Stated exercise – Go through the entries below and collect each line with the string "lines" in it.
## BEGIN
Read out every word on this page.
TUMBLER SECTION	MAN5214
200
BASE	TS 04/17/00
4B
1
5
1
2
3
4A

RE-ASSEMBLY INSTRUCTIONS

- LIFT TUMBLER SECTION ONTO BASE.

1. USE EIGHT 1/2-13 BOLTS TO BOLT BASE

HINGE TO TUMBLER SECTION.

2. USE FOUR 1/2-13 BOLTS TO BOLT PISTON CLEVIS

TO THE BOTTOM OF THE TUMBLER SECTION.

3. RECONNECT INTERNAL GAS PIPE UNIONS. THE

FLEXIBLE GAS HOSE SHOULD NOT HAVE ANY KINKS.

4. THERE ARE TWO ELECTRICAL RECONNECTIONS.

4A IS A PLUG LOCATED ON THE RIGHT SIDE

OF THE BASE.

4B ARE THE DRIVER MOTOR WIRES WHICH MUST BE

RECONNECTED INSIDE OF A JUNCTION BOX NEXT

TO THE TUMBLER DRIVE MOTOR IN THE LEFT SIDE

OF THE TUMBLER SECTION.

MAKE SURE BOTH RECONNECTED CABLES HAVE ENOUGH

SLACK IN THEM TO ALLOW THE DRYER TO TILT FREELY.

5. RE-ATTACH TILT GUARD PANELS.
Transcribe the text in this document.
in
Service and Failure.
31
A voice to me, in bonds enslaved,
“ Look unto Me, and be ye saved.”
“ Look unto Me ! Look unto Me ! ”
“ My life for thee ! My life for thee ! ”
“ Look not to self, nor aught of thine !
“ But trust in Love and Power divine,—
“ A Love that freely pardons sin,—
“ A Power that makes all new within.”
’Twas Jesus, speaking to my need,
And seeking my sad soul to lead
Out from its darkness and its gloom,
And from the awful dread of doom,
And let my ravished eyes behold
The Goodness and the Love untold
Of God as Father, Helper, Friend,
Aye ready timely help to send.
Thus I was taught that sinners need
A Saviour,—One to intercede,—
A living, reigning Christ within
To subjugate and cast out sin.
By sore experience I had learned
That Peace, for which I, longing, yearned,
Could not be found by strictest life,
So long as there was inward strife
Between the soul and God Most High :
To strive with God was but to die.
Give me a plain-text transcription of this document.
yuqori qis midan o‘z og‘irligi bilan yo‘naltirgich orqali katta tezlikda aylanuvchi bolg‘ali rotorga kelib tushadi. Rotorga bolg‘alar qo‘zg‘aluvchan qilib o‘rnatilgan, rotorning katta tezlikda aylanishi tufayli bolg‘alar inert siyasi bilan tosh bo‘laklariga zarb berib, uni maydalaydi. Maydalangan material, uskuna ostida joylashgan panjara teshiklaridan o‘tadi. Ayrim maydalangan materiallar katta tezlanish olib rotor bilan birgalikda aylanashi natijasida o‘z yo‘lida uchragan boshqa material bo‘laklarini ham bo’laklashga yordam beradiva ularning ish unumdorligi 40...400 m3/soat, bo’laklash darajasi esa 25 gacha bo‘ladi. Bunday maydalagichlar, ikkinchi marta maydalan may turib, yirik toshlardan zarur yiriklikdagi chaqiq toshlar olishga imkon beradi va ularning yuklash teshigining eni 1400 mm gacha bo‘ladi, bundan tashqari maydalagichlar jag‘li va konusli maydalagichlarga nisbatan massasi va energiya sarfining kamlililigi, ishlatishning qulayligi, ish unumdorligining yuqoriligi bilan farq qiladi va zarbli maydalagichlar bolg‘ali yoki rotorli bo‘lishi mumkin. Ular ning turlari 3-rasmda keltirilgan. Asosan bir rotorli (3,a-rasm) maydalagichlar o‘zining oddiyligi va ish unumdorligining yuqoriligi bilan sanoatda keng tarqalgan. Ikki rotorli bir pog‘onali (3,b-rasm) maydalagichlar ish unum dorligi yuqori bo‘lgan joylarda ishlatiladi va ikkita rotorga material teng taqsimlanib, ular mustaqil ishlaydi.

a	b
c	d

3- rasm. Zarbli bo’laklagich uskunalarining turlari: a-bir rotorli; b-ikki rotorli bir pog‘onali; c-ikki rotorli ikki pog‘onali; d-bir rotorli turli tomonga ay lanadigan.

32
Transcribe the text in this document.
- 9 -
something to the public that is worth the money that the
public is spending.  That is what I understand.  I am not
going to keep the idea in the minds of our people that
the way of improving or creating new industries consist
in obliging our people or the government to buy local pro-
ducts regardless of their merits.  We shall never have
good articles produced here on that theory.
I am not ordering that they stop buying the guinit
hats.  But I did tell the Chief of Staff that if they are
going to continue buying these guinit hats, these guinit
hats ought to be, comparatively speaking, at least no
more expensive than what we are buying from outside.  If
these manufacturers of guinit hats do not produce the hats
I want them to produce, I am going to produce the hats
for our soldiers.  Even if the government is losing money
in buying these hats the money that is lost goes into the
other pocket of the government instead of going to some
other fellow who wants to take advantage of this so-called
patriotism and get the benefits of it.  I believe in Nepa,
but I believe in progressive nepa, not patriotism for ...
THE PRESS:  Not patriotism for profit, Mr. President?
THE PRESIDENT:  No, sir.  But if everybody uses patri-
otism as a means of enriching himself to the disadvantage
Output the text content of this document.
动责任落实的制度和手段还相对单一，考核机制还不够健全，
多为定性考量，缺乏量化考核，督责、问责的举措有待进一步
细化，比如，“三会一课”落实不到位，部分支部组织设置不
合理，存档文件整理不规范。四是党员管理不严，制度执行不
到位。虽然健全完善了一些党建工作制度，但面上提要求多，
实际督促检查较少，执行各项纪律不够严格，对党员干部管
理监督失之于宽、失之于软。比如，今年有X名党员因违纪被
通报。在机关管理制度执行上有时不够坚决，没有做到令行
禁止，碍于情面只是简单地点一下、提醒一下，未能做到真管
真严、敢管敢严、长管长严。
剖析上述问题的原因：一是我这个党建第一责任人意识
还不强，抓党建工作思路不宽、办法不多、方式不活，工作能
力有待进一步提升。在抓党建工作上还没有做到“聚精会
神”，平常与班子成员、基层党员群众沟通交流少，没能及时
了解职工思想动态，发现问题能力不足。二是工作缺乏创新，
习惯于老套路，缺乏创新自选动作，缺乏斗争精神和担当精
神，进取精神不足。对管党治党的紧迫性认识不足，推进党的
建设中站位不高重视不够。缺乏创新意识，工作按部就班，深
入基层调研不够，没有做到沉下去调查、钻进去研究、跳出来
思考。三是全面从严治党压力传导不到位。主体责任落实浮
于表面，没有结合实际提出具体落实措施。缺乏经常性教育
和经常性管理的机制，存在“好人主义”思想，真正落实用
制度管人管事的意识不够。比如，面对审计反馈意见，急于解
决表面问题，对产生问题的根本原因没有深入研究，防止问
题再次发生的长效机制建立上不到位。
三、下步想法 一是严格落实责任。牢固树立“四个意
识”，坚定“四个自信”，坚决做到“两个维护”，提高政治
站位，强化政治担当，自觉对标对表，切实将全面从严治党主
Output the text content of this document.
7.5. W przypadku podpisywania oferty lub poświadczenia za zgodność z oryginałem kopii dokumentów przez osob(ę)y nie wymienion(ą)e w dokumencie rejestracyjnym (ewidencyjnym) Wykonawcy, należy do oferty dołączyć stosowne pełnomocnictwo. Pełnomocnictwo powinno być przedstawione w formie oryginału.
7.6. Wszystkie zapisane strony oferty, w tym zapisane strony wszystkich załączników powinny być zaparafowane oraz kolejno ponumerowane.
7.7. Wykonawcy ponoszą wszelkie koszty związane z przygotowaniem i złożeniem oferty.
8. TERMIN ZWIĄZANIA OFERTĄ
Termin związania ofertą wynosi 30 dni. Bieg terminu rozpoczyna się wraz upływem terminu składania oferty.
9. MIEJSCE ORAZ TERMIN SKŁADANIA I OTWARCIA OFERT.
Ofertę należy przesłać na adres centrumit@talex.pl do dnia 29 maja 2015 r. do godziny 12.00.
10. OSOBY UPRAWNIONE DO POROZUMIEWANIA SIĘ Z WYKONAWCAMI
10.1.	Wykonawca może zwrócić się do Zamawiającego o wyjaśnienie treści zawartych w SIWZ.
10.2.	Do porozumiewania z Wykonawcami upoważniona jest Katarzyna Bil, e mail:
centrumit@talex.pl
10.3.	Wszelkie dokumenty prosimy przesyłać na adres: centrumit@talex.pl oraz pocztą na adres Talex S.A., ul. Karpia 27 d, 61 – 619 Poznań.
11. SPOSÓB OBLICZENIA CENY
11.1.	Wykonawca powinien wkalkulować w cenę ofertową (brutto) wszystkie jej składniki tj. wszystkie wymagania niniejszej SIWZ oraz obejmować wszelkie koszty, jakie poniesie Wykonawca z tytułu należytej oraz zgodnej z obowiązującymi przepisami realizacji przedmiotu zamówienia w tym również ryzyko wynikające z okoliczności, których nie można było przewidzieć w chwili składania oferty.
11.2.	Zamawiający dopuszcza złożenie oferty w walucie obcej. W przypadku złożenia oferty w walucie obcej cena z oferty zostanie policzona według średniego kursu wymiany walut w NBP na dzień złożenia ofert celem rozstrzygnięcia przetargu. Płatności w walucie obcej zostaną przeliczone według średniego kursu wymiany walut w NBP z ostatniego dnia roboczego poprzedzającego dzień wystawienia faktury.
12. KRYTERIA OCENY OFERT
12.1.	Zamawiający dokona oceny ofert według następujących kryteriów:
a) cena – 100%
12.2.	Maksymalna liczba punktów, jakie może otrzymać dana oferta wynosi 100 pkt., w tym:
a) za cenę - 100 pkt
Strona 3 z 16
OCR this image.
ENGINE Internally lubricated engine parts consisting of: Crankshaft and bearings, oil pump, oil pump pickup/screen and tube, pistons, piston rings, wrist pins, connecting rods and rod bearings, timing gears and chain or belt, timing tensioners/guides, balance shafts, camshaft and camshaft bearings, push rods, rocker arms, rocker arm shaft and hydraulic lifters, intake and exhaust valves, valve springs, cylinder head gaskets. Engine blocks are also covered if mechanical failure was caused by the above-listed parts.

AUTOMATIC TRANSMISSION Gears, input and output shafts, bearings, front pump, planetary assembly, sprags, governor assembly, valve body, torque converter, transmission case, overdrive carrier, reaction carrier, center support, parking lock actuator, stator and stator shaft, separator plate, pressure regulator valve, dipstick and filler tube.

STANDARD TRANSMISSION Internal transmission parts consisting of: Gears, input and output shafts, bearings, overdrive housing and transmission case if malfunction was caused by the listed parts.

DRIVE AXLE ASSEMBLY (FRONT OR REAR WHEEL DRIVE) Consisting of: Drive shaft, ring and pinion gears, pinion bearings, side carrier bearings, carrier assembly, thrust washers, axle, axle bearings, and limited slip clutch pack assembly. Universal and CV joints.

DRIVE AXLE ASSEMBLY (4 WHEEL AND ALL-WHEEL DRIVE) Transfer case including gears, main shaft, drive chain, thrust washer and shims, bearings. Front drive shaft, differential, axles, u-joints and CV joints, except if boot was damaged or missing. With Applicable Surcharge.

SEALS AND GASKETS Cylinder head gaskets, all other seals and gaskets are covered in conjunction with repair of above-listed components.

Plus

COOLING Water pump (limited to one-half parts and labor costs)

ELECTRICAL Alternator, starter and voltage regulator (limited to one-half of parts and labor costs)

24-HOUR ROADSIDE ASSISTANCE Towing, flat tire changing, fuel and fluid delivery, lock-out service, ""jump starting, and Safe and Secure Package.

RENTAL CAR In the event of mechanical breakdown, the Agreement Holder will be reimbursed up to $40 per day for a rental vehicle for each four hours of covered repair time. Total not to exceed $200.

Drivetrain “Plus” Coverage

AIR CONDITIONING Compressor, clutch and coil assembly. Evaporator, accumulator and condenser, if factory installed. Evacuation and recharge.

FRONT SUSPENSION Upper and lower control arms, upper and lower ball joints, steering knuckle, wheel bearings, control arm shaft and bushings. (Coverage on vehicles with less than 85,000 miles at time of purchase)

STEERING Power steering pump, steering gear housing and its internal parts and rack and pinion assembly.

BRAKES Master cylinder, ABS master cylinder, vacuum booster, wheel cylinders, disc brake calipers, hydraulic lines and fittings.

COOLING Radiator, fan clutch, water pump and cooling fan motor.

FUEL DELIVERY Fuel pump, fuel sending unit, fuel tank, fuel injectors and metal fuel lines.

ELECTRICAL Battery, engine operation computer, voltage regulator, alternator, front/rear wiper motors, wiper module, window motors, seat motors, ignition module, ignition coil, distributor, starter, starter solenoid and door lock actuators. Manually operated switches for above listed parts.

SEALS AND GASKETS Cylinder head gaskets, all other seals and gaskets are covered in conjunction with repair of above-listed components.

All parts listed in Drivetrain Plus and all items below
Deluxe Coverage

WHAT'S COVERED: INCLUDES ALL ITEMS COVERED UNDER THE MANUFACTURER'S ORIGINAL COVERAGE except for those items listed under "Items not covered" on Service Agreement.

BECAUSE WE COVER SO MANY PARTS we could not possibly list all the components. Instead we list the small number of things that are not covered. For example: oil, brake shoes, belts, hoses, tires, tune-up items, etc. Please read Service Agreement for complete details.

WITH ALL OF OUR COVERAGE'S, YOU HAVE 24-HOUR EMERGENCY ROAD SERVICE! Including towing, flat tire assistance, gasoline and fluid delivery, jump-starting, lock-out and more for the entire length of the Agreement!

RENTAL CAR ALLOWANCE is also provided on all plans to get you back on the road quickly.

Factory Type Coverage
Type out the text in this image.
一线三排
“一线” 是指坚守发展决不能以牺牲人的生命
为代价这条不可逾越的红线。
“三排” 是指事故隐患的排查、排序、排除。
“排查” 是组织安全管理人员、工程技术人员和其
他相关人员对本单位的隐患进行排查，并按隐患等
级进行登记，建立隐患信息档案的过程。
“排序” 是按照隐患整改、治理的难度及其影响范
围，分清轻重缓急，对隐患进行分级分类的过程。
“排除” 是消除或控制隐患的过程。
## END
Task response –
BRAKES Master cylinder, ABS master cylinder, vacuum booster, wheel cylinders, disc brake calipers, hydraulic lines and fittings.
FUEL DELIVERY Fuel pump, fuel sending unit, fuel tank, fuel injectors and metal fuel lines.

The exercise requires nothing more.